** BEGIN DATA TO PROCESS **

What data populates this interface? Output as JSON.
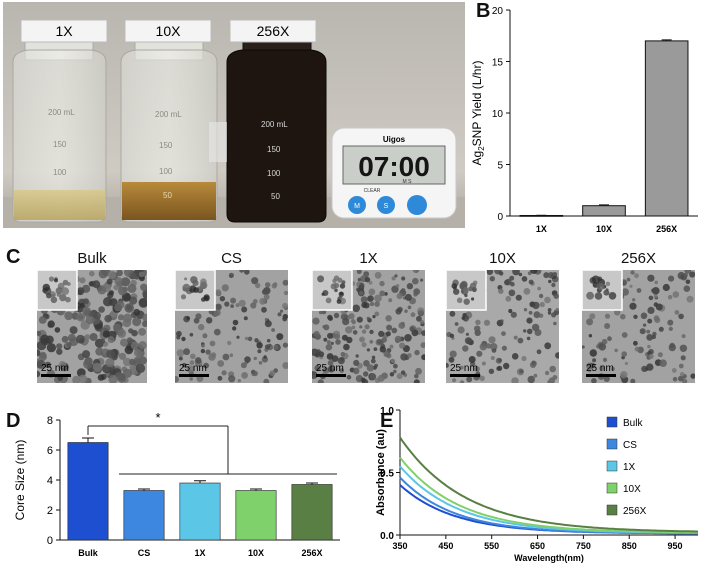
{
  "panels": {
    "A": "A",
    "B": "B",
    "C": "C",
    "D": "D",
    "E": "E"
  },
  "photo": {
    "bottle_labels": [
      "1X",
      "10X",
      "256X"
    ],
    "bottle_marks": [
      "200 mL",
      "150",
      "100",
      "50"
    ],
    "timer_brand": "Uigos",
    "timer_display": "07:00",
    "timer_display_sub": "M  S",
    "timer_clear": "CLEAR",
    "timer_buttons": [
      "M",
      "S",
      ""
    ]
  },
  "tem": {
    "labels": [
      "Bulk",
      "CS",
      "1X",
      "10X",
      "256X"
    ],
    "scale_bar": "25 nm"
  },
  "chart_data": [
    {
      "panel": "B",
      "type": "bar",
      "ylabel_main": "Ag",
      "ylabel_sub": "2",
      "ylabel_rest": "SNP Yield (L/hr)",
      "categories": [
        "1X",
        "10X",
        "256X"
      ],
      "values": [
        0.05,
        1.0,
        17.0
      ],
      "errors": [
        0.02,
        0.08,
        0.1
      ],
      "ylim": [
        0,
        20
      ],
      "yticks": [
        0,
        5,
        10,
        15,
        20
      ],
      "color": "#9a9a9a"
    },
    {
      "panel": "D",
      "type": "bar",
      "ylabel": "Core Size (nm)",
      "categories": [
        "Bulk",
        "CS",
        "1X",
        "10X",
        "256X"
      ],
      "values": [
        6.5,
        3.3,
        3.8,
        3.3,
        3.7
      ],
      "errors": [
        0.3,
        0.1,
        0.15,
        0.1,
        0.1
      ],
      "colors": [
        "#1f4fd1",
        "#3d87e0",
        "#5cc6e6",
        "#7fd16b",
        "#5a7f45"
      ],
      "ylim": [
        0,
        8
      ],
      "yticks": [
        0,
        2,
        4,
        6,
        8
      ],
      "significance": "*"
    },
    {
      "panel": "E",
      "type": "line",
      "xlabel": "Wavelength(nm)",
      "ylabel": "Absorbance (au)",
      "xlim": [
        350,
        1000
      ],
      "ylim": [
        0,
        1.0
      ],
      "xticks": [
        350,
        450,
        550,
        650,
        750,
        850,
        950
      ],
      "yticks": [
        0.0,
        0.5,
        1.0
      ],
      "ytick_labels": [
        "0.0",
        "0.5",
        "1.0"
      ],
      "series": [
        {
          "name": "Bulk",
          "color": "#1f4fd1",
          "a0": 0.4,
          "k": 0.0085,
          "base": 0.012
        },
        {
          "name": "CS",
          "color": "#3d87e0",
          "a0": 0.46,
          "k": 0.0085,
          "base": 0.012
        },
        {
          "name": "1X",
          "color": "#5cc6e6",
          "a0": 0.55,
          "k": 0.008,
          "base": 0.015
        },
        {
          "name": "10X",
          "color": "#7fd16b",
          "a0": 0.62,
          "k": 0.0078,
          "base": 0.018
        },
        {
          "name": "256X",
          "color": "#5a7f45",
          "a0": 0.78,
          "k": 0.007,
          "base": 0.02
        }
      ]
    }
  ]
}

** END DATA TO PROCESS **

--- SET TASK ---
Write out the whole listing again, exactly, with no pictures.

--- WRITTEN SOLUTION ---
What data populates this interface? Output as JSON.
{
  "panels": {
    "A": "A",
    "B": "B",
    "C": "C",
    "D": "D",
    "E": "E"
  },
  "photo": {
    "bottle_labels": [
      "1X",
      "10X",
      "256X"
    ],
    "bottle_marks": [
      "200 mL",
      "150",
      "100",
      "50"
    ],
    "timer_brand": "Uigos",
    "timer_display": "07:00",
    "timer_display_sub": "M  S",
    "timer_clear": "CLEAR",
    "timer_buttons": [
      "M",
      "S",
      ""
    ]
  },
  "tem": {
    "labels": [
      "Bulk",
      "CS",
      "1X",
      "10X",
      "256X"
    ],
    "scale_bar": "25 nm"
  },
  "chart_data": [
    {
      "panel": "B",
      "type": "bar",
      "ylabel_main": "Ag",
      "ylabel_sub": "2",
      "ylabel_rest": "SNP Yield (L/hr)",
      "categories": [
        "1X",
        "10X",
        "256X"
      ],
      "values": [
        0.05,
        1.0,
        17.0
      ],
      "errors": [
        0.02,
        0.08,
        0.1
      ],
      "ylim": [
        0,
        20
      ],
      "yticks": [
        0,
        5,
        10,
        15,
        20
      ],
      "color": "#9a9a9a"
    },
    {
      "panel": "D",
      "type": "bar",
      "ylabel": "Core Size (nm)",
      "categories": [
        "Bulk",
        "CS",
        "1X",
        "10X",
        "256X"
      ],
      "values": [
        6.5,
        3.3,
        3.8,
        3.3,
        3.7
      ],
      "errors": [
        0.3,
        0.1,
        0.15,
        0.1,
        0.1
      ],
      "colors": [
        "#1f4fd1",
        "#3d87e0",
        "#5cc6e6",
        "#7fd16b",
        "#5a7f45"
      ],
      "ylim": [
        0,
        8
      ],
      "yticks": [
        0,
        2,
        4,
        6,
        8
      ],
      "significance": "*"
    },
    {
      "panel": "E",
      "type": "line",
      "xlabel": "Wavelength(nm)",
      "ylabel": "Absorbance (au)",
      "xlim": [
        350,
        1000
      ],
      "ylim": [
        0,
        1.0
      ],
      "xticks": [
        350,
        450,
        550,
        650,
        750,
        850,
        950
      ],
      "yticks": [
        0.0,
        0.5,
        1.0
      ],
      "ytick_labels": [
        "0.0",
        "0.5",
        "1.0"
      ],
      "series": [
        {
          "name": "Bulk",
          "color": "#1f4fd1",
          "a0": 0.4,
          "k": 0.0085,
          "base": 0.012
        },
        {
          "name": "CS",
          "color": "#3d87e0",
          "a0": 0.46,
          "k": 0.0085,
          "base": 0.012
        },
        {
          "name": "1X",
          "color": "#5cc6e6",
          "a0": 0.55,
          "k": 0.008,
          "base": 0.015
        },
        {
          "name": "10X",
          "color": "#7fd16b",
          "a0": 0.62,
          "k": 0.0078,
          "base": 0.018
        },
        {
          "name": "256X",
          "color": "#5a7f45",
          "a0": 0.78,
          "k": 0.007,
          "base": 0.02
        }
      ]
    }
  ]
}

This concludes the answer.